**** Entries shown ****

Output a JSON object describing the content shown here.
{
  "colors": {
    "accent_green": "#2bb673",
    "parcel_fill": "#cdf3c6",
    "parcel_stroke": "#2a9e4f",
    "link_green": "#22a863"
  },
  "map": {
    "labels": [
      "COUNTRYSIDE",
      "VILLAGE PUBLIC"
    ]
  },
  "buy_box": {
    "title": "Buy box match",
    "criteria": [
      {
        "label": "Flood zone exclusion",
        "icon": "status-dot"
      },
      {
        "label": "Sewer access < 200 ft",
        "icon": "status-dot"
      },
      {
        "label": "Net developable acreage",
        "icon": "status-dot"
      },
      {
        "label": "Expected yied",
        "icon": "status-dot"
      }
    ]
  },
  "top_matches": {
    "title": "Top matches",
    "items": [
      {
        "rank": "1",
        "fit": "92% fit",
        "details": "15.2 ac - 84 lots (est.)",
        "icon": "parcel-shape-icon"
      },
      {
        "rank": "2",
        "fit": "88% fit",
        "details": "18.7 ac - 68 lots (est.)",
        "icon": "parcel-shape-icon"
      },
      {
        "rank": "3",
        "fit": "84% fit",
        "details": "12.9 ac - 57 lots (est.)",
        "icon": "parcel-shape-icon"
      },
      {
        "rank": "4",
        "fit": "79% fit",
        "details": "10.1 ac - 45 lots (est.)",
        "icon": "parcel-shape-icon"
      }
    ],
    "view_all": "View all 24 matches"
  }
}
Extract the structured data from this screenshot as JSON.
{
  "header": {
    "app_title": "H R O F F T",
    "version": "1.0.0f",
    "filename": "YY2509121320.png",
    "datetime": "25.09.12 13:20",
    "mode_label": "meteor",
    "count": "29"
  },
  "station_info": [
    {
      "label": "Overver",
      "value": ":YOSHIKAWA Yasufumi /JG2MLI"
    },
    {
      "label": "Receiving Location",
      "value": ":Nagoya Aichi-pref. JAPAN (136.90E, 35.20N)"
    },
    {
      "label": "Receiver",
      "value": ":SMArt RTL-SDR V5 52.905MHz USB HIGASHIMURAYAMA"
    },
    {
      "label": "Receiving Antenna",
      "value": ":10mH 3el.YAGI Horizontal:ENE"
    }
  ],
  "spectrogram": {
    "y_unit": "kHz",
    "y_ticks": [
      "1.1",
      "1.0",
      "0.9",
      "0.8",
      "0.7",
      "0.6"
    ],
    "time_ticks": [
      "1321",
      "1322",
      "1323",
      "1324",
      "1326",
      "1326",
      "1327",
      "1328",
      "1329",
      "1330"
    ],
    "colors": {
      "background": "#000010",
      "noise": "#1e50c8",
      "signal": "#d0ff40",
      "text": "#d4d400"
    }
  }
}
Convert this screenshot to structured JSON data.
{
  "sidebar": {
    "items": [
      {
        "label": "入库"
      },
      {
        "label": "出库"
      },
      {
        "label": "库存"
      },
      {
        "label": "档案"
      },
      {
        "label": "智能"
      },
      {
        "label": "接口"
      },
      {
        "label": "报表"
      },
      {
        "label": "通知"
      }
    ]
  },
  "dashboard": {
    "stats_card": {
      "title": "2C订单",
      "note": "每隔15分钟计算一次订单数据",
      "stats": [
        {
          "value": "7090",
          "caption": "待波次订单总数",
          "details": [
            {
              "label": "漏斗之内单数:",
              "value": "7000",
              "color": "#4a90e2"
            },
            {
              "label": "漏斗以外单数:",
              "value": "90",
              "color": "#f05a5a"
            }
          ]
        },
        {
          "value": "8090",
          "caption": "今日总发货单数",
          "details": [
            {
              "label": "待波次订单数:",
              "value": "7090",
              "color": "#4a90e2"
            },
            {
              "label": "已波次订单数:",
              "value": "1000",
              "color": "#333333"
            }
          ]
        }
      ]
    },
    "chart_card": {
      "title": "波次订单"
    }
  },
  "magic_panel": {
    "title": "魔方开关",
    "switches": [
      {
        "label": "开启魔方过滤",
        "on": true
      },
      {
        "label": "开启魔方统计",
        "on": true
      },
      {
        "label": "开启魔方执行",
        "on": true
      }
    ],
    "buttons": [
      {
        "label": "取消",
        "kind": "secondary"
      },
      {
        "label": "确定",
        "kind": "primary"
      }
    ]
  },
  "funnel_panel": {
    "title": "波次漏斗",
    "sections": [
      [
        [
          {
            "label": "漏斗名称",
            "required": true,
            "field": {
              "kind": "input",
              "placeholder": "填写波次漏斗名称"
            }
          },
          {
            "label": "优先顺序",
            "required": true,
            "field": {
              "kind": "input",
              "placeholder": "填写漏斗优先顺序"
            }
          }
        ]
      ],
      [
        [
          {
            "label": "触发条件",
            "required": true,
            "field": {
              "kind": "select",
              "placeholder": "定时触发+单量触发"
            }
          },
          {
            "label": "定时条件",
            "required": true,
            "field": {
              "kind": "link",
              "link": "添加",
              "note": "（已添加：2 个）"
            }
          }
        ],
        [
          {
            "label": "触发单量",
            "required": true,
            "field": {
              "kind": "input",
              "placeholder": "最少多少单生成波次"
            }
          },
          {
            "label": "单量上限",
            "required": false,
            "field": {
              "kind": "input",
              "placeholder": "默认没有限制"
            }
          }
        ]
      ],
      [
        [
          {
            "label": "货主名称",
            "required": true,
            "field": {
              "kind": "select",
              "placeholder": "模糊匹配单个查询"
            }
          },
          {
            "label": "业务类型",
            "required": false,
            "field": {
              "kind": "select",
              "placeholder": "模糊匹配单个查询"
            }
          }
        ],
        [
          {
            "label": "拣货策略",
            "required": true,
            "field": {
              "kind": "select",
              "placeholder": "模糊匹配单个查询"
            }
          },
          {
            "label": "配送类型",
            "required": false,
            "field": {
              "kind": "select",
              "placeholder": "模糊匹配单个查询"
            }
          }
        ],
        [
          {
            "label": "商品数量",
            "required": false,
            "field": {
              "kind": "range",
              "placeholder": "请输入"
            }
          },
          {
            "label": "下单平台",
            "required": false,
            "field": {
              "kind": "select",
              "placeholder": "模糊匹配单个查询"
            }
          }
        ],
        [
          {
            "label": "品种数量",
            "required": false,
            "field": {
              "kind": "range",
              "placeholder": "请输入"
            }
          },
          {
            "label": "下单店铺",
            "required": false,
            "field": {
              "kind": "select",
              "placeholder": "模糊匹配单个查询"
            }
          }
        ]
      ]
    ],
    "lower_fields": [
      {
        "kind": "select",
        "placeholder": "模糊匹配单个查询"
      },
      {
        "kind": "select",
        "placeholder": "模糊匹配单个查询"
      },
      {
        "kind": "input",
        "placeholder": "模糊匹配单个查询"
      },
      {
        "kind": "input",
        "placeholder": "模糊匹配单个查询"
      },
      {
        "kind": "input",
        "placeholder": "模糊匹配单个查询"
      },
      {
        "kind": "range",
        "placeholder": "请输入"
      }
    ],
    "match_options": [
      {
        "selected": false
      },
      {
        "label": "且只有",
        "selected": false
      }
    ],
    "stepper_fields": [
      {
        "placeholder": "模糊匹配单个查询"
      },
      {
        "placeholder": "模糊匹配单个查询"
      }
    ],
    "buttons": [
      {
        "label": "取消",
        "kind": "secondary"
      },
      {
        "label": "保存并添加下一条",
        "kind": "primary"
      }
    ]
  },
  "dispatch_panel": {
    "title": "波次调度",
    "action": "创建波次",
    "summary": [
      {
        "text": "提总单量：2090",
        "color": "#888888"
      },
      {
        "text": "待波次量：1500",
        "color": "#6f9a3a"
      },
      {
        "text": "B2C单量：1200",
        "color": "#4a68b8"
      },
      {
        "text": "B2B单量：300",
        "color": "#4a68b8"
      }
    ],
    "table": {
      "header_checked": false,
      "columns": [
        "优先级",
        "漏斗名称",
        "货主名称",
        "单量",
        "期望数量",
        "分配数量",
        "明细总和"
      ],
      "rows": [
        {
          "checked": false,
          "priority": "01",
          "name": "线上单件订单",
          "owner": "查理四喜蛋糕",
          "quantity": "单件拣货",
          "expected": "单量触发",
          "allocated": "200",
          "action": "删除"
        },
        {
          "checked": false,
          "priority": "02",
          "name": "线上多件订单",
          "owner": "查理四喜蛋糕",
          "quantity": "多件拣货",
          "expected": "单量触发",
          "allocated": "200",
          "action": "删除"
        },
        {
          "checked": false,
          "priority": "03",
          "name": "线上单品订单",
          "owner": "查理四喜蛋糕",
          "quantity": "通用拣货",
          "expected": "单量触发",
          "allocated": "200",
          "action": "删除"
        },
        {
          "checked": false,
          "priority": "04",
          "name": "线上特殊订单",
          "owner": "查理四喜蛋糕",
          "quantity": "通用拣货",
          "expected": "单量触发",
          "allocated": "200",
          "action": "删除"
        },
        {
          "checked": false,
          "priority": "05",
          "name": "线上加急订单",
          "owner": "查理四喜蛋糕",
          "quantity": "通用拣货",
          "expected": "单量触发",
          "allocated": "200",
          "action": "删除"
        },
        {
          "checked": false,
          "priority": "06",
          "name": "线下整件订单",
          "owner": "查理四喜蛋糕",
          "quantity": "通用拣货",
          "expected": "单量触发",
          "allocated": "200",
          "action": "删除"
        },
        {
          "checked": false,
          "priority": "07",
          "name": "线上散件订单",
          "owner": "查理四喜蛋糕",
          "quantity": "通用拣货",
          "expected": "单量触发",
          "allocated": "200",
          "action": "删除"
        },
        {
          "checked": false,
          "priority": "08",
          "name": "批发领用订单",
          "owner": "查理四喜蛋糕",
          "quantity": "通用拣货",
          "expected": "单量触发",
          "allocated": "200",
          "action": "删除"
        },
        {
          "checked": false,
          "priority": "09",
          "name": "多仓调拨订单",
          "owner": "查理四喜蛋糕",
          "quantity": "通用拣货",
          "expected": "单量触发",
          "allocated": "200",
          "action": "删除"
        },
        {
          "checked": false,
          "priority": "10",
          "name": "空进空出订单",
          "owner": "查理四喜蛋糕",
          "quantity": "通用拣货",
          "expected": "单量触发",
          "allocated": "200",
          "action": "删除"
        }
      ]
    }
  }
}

****

■ **Set exercise**: Copy out the lines in which the string "data" appears.

■ **Task result**:
Extract the structured data from this screenshot as JSON.
Convert this screenshot to structured JSON data.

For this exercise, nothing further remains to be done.